RECORDS PROVIDED
===

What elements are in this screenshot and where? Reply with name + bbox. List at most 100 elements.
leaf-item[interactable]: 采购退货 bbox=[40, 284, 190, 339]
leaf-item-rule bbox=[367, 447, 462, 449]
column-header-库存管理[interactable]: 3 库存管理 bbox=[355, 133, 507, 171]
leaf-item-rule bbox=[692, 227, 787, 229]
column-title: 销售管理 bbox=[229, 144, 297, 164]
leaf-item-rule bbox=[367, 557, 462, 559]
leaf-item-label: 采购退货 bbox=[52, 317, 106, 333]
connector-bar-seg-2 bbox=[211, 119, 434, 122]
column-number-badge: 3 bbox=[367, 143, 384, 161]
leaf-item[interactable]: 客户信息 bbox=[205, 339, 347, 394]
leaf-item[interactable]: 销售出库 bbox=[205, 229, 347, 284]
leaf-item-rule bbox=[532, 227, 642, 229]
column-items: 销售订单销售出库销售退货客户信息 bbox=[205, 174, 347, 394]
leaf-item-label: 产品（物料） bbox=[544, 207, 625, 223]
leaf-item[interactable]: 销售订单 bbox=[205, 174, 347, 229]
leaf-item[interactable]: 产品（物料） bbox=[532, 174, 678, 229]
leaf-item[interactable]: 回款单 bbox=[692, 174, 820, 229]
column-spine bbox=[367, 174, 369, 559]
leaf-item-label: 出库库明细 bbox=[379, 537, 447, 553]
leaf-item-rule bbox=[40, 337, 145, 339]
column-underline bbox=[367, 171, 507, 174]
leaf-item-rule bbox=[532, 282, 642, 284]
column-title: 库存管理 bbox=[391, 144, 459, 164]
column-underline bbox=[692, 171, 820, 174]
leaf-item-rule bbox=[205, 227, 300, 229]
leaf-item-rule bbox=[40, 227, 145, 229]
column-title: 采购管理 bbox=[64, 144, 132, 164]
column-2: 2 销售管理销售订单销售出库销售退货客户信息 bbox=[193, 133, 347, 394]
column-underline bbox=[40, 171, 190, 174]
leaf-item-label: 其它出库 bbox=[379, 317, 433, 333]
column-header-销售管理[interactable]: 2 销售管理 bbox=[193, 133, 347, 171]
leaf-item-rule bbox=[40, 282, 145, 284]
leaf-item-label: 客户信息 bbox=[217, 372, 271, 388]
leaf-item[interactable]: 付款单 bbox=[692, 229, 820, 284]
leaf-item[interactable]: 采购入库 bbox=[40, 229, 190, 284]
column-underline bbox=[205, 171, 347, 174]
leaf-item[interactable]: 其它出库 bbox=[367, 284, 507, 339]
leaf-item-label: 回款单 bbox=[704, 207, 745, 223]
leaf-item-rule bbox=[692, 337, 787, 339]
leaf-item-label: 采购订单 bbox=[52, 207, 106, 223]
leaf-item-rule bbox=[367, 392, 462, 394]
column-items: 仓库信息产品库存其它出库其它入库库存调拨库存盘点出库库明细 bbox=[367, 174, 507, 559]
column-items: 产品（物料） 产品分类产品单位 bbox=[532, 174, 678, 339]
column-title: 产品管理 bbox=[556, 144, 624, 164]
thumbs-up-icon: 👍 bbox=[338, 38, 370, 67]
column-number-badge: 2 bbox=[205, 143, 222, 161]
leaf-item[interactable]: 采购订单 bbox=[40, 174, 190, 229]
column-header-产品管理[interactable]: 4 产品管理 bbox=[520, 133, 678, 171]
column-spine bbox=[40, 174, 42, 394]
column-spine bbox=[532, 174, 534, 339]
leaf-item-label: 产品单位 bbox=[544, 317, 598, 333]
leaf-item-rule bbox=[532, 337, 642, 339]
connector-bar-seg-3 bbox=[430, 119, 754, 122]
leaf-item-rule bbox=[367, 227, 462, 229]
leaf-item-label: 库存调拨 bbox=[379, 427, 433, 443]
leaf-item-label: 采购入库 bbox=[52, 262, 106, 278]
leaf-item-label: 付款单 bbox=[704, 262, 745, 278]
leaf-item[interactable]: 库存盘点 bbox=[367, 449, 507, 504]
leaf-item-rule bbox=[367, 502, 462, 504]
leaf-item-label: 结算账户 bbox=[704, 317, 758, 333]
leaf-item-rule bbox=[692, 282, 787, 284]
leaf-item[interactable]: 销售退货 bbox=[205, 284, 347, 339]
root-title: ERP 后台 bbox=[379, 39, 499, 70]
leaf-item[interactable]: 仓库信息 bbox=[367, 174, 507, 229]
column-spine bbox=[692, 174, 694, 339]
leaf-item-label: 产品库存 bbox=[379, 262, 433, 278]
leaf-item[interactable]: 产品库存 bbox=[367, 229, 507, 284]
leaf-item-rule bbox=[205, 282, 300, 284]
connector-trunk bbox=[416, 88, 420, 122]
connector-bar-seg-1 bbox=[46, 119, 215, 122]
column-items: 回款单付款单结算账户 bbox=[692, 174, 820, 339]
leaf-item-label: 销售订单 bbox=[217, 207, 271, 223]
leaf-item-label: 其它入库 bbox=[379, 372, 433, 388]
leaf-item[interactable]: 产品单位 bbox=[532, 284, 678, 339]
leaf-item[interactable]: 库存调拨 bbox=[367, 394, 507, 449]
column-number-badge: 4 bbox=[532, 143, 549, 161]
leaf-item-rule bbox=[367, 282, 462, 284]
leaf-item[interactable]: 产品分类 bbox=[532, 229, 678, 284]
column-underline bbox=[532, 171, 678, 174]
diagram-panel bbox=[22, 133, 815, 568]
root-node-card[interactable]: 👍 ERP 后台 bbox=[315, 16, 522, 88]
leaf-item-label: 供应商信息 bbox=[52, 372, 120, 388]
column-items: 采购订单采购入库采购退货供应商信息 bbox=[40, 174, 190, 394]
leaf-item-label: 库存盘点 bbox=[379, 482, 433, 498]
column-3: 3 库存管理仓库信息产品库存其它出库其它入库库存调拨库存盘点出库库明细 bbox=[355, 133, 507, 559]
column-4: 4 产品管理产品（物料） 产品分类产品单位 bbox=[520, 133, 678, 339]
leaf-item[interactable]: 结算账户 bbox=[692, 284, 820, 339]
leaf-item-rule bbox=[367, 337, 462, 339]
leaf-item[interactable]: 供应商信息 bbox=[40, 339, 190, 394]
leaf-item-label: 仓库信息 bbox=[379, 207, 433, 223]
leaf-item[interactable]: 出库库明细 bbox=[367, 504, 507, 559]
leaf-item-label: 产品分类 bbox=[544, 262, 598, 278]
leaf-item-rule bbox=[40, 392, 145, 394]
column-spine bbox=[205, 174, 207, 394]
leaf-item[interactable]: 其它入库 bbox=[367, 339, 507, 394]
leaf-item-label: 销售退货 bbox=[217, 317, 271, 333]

===

EXERCISE AIM
Write out every one of the rows above verbatim, character for character and in their original order.

ANSWER TO THIS EXERCISE
What elements are in this screenshot and where? Reply with name + bbox. List at most 100 elements.
leaf-item[interactable]: 采购退货 bbox=[40, 284, 190, 339]
leaf-item-rule bbox=[367, 447, 462, 449]
column-header-库存管理[interactable]: 3 库存管理 bbox=[355, 133, 507, 171]
leaf-item-rule bbox=[692, 227, 787, 229]
column-title: 销售管理 bbox=[229, 144, 297, 164]
leaf-item-rule bbox=[367, 557, 462, 559]
leaf-item-label: 采购退货 bbox=[52, 317, 106, 333]
connector-bar-seg-2 bbox=[211, 119, 434, 122]
column-number-badge: 3 bbox=[367, 143, 384, 161]
leaf-item[interactable]: 客户信息 bbox=[205, 339, 347, 394]
leaf-item[interactable]: 销售出库 bbox=[205, 229, 347, 284]
leaf-item-rule bbox=[532, 227, 642, 229]
column-items: 销售订单销售出库销售退货客户信息 bbox=[205, 174, 347, 394]
leaf-item-label: 产品（物料） bbox=[544, 207, 625, 223]
leaf-item[interactable]: 销售订单 bbox=[205, 174, 347, 229]
leaf-item[interactable]: 产品（物料） bbox=[532, 174, 678, 229]
leaf-item[interactable]: 回款单 bbox=[692, 174, 820, 229]
column-spine bbox=[367, 174, 369, 559]
leaf-item-label: 出库库明细 bbox=[379, 537, 447, 553]
leaf-item-rule bbox=[40, 337, 145, 339]
column-underline bbox=[367, 171, 507, 174]
leaf-item-rule bbox=[532, 282, 642, 284]
column-title: 库存管理 bbox=[391, 144, 459, 164]
column-underline bbox=[692, 171, 820, 174]
leaf-item-rule bbox=[205, 227, 300, 229]
leaf-item-rule bbox=[40, 227, 145, 229]
column-title: 采购管理 bbox=[64, 144, 132, 164]
column-2: 2 销售管理销售订单销售出库销售退货客户信息 bbox=[193, 133, 347, 394]
column-underline bbox=[40, 171, 190, 174]
leaf-item-label: 其它出库 bbox=[379, 317, 433, 333]
column-header-销售管理[interactable]: 2 销售管理 bbox=[193, 133, 347, 171]
leaf-item-rule bbox=[40, 282, 145, 284]
leaf-item-label: 客户信息 bbox=[217, 372, 271, 388]
leaf-item[interactable]: 付款单 bbox=[692, 229, 820, 284]
leaf-item[interactable]: 采购入库 bbox=[40, 229, 190, 284]
column-underline bbox=[205, 171, 347, 174]
leaf-item[interactable]: 其它出库 bbox=[367, 284, 507, 339]
leaf-item-label: 回款单 bbox=[704, 207, 745, 223]
leaf-item-rule bbox=[692, 337, 787, 339]
leaf-item-label: 采购订单 bbox=[52, 207, 106, 223]
leaf-item-rule bbox=[367, 392, 462, 394]
column-items: 仓库信息产品库存其它出库其它入库库存调拨库存盘点出库库明细 bbox=[367, 174, 507, 559]
column-items: 产品（物料） 产品分类产品单位 bbox=[532, 174, 678, 339]
column-title: 产品管理 bbox=[556, 144, 624, 164]
thumbs-up-icon: 👍 bbox=[338, 38, 370, 67]
column-number-badge: 2 bbox=[205, 143, 222, 161]
leaf-item[interactable]: 采购订单 bbox=[40, 174, 190, 229]
column-header-产品管理[interactable]: 4 产品管理 bbox=[520, 133, 678, 171]
column-spine bbox=[40, 174, 42, 394]
column-spine bbox=[532, 174, 534, 339]
leaf-item-label: 产品单位 bbox=[544, 317, 598, 333]
leaf-item-rule bbox=[532, 337, 642, 339]
connector-bar-seg-3 bbox=[430, 119, 754, 122]
leaf-item-rule bbox=[367, 227, 462, 229]
leaf-item-label: 库存调拨 bbox=[379, 427, 433, 443]
leaf-item-label: 采购入库 bbox=[52, 262, 106, 278]
leaf-item-label: 付款单 bbox=[704, 262, 745, 278]
leaf-item[interactable]: 库存盘点 bbox=[367, 449, 507, 504]
leaf-item-rule bbox=[367, 502, 462, 504]
leaf-item-label: 结算账户 bbox=[704, 317, 758, 333]
leaf-item-rule bbox=[692, 282, 787, 284]
leaf-item[interactable]: 销售退货 bbox=[205, 284, 347, 339]
root-title: ERP 后台 bbox=[379, 39, 499, 70]
leaf-item[interactable]: 仓库信息 bbox=[367, 174, 507, 229]
column-spine bbox=[692, 174, 694, 339]
leaf-item-label: 产品库存 bbox=[379, 262, 433, 278]
leaf-item[interactable]: 产品库存 bbox=[367, 229, 507, 284]
leaf-item-rule bbox=[205, 282, 300, 284]
connector-trunk bbox=[416, 88, 420, 122]
connector-bar-seg-1 bbox=[46, 119, 215, 122]
column-items: 回款单付款单结算账户 bbox=[692, 174, 820, 339]
leaf-item-label: 销售订单 bbox=[217, 207, 271, 223]
leaf-item-label: 其它入库 bbox=[379, 372, 433, 388]
leaf-item[interactable]: 产品单位 bbox=[532, 284, 678, 339]
leaf-item[interactable]: 库存调拨 bbox=[367, 394, 507, 449]
column-number-badge: 4 bbox=[532, 143, 549, 161]
leaf-item-rule bbox=[367, 282, 462, 284]
leaf-item[interactable]: 产品分类 bbox=[532, 229, 678, 284]
column-underline bbox=[532, 171, 678, 174]
diagram-panel bbox=[22, 133, 815, 568]
root-node-card[interactable]: 👍 ERP 后台 bbox=[315, 16, 522, 88]
leaf-item-label: 供应商信息 bbox=[52, 372, 120, 388]
column-items: 采购订单采购入库采购退货供应商信息 bbox=[40, 174, 190, 394]
leaf-item-label: 库存盘点 bbox=[379, 482, 433, 498]
column-3: 3 库存管理仓库信息产品库存其它出库其它入库库存调拨库存盘点出库库明细 bbox=[355, 133, 507, 559]
column-4: 4 产品管理产品（物料） 产品分类产品单位 bbox=[520, 133, 678, 339]
leaf-item[interactable]: 结算账户 bbox=[692, 284, 820, 339]
leaf-item-rule bbox=[367, 337, 462, 339]
leaf-item[interactable]: 供应商信息 bbox=[40, 339, 190, 394]
leaf-item-label: 仓库信息 bbox=[379, 207, 433, 223]
leaf-item[interactable]: 出库库明细 bbox=[367, 504, 507, 559]
leaf-item-label: 产品分类 bbox=[544, 262, 598, 278]
leaf-item-rule bbox=[40, 392, 145, 394]
column-spine bbox=[205, 174, 207, 394]
leaf-item[interactable]: 其它入库 bbox=[367, 339, 507, 394]
leaf-item-label: 销售退货 bbox=[217, 317, 271, 333]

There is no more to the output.